§ What to produce
Your task is to output the data exactly as it stands.

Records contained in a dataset

□ □ □ □ □ □ □

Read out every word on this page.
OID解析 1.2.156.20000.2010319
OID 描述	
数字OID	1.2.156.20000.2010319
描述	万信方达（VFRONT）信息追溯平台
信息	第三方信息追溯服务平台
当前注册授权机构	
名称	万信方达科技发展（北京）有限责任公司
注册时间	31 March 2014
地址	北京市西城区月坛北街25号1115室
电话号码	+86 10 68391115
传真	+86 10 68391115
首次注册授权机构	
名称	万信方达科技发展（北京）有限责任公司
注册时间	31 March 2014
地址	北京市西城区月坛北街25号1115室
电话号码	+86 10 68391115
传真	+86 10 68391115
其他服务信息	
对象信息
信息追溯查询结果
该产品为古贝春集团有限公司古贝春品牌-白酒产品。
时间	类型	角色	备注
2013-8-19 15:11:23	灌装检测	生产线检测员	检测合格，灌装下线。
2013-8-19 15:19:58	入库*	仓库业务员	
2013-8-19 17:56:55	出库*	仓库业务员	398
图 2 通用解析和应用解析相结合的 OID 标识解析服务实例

□ □ □ □ □ □ □

§ Written reply
Read out every word on this page.
OID解析 1.2.156.20000.2010319
OID 描述	
数字OID	1.2.156.20000.2010319
描述	万信方达（VFRONT）信息追溯平台
信息	第三方信息追溯服务平台
当前注册授权机构	
名称	万信方达科技发展（北京）有限责任公司
注册时间	31 March 2014
地址	北京市西城区月坛北街25号1115室
电话号码	+86 10 68391115
传真	+86 10 68391115
首次注册授权机构	
名称	万信方达科技发展（北京）有限责任公司
注册时间	31 March 2014
地址	北京市西城区月坛北街25号1115室
电话号码	+86 10 68391115
传真	+86 10 68391115
其他服务信息	
对象信息
信息追溯查询结果
该产品为古贝春集团有限公司古贝春品牌-白酒产品。
时间	类型	角色	备注
2013-8-19 15:11:23	灌装检测	生产线检测员	检测合格，灌装下线。
2013-8-19 15:19:58	入库*	仓库业务员	
2013-8-19 17:56:55	出库*	仓库业务员	398
图 2 通用解析和应用解析相结合的 OID 标识解析服务实例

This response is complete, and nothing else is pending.